Task to carry out:
Select from the data all lines with the word "document".

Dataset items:
--

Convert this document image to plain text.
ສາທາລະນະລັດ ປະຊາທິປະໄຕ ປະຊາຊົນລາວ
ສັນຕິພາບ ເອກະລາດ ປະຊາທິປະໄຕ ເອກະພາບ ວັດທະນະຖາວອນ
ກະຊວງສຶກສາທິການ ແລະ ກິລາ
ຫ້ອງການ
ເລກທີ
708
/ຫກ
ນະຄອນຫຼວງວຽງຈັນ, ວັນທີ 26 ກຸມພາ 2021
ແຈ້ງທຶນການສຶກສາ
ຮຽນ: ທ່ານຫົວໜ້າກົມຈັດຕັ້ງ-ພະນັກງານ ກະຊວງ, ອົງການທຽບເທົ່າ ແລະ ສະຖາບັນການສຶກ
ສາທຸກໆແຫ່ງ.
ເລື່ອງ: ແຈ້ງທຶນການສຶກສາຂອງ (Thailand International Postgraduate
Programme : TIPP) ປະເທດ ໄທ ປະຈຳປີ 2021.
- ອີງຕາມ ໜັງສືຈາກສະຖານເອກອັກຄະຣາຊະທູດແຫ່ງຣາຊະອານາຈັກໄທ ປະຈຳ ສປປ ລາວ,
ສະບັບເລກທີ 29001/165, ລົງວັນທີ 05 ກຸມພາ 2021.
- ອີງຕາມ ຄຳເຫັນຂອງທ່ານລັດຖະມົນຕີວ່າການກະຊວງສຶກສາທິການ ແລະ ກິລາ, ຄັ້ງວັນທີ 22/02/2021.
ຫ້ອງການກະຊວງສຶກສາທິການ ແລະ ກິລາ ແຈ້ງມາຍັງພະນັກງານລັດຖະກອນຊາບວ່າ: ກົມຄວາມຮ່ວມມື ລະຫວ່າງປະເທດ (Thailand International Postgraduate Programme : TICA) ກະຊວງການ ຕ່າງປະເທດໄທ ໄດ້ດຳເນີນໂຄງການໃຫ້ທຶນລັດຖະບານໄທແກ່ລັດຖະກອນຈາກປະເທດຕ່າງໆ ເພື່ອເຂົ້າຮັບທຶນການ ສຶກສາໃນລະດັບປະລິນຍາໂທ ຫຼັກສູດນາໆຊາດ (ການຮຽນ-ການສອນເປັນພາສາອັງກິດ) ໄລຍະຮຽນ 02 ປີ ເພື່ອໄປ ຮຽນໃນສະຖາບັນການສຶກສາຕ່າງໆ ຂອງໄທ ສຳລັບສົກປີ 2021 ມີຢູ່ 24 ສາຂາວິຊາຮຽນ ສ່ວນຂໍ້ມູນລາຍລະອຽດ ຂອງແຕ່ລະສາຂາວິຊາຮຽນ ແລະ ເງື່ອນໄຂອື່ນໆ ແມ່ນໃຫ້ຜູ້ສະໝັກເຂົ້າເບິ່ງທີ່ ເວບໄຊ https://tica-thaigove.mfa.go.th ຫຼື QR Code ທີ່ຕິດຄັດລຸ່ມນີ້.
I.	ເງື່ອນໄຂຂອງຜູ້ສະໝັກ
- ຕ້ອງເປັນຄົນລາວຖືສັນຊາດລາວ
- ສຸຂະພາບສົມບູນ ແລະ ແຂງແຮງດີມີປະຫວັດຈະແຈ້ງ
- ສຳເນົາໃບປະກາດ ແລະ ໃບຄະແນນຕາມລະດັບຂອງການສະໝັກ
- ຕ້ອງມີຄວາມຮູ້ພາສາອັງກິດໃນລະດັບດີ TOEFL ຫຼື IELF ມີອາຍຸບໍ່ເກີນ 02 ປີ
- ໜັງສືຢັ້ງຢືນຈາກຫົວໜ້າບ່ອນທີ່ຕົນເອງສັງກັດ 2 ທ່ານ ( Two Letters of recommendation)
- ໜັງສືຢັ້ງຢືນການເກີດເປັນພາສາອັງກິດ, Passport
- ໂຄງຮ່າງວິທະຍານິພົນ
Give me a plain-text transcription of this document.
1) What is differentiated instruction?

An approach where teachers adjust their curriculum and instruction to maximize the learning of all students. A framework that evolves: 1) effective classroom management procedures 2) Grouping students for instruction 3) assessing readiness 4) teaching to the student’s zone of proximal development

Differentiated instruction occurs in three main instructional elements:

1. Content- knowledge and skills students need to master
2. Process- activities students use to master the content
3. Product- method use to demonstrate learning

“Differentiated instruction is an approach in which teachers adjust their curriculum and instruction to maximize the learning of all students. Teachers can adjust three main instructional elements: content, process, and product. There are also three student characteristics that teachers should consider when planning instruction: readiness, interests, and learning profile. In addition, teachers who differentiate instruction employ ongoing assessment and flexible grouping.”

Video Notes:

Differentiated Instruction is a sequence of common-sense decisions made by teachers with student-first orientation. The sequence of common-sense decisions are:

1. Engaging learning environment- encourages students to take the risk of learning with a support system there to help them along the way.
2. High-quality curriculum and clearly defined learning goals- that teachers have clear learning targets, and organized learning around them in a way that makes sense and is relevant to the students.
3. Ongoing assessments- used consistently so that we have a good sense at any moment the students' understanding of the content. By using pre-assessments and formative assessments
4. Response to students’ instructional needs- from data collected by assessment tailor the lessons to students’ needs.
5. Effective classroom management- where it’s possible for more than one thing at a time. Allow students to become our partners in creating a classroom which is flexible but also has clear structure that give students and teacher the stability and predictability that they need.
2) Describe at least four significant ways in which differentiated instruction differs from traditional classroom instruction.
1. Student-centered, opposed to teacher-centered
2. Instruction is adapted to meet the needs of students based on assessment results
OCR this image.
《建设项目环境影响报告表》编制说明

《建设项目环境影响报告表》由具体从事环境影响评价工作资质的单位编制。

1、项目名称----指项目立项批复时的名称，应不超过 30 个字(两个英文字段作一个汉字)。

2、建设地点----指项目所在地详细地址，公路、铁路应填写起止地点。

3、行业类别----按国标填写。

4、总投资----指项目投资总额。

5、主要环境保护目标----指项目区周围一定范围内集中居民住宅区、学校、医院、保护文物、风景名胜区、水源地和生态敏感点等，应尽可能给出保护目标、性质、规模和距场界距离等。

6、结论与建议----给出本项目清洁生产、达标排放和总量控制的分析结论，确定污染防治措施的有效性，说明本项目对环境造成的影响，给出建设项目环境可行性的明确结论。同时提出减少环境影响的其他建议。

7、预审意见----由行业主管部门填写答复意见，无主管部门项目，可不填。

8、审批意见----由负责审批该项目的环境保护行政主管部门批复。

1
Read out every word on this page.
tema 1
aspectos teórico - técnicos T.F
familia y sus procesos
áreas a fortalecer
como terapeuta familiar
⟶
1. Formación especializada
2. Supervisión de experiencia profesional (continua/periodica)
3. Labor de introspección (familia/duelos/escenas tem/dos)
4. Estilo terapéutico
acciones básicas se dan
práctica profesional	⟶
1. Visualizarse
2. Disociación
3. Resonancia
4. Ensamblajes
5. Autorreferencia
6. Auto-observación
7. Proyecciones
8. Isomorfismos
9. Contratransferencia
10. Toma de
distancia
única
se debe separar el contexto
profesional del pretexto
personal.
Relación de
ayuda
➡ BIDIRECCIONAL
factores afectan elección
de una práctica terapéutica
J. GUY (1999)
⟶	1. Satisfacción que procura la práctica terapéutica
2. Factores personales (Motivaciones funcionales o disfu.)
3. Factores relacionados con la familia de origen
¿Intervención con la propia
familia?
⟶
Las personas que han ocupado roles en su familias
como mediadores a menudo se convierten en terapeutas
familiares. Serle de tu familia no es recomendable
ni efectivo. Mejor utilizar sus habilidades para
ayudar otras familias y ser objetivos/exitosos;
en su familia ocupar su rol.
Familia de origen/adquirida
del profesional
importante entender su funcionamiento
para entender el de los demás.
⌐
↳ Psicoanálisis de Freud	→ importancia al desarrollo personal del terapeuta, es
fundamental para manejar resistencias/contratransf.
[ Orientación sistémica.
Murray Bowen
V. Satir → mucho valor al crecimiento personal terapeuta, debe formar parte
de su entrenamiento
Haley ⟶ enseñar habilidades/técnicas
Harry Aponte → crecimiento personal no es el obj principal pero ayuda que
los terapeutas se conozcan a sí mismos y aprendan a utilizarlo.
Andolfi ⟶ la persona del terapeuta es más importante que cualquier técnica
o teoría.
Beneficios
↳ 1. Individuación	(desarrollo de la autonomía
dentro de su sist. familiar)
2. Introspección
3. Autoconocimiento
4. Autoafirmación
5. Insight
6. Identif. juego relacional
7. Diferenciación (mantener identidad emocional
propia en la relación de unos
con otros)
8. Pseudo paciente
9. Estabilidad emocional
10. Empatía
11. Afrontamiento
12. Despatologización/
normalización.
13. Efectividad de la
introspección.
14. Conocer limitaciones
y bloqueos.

--

Correct answer:
Convert this document image to plain text.
Give me a plain-text transcription of this document.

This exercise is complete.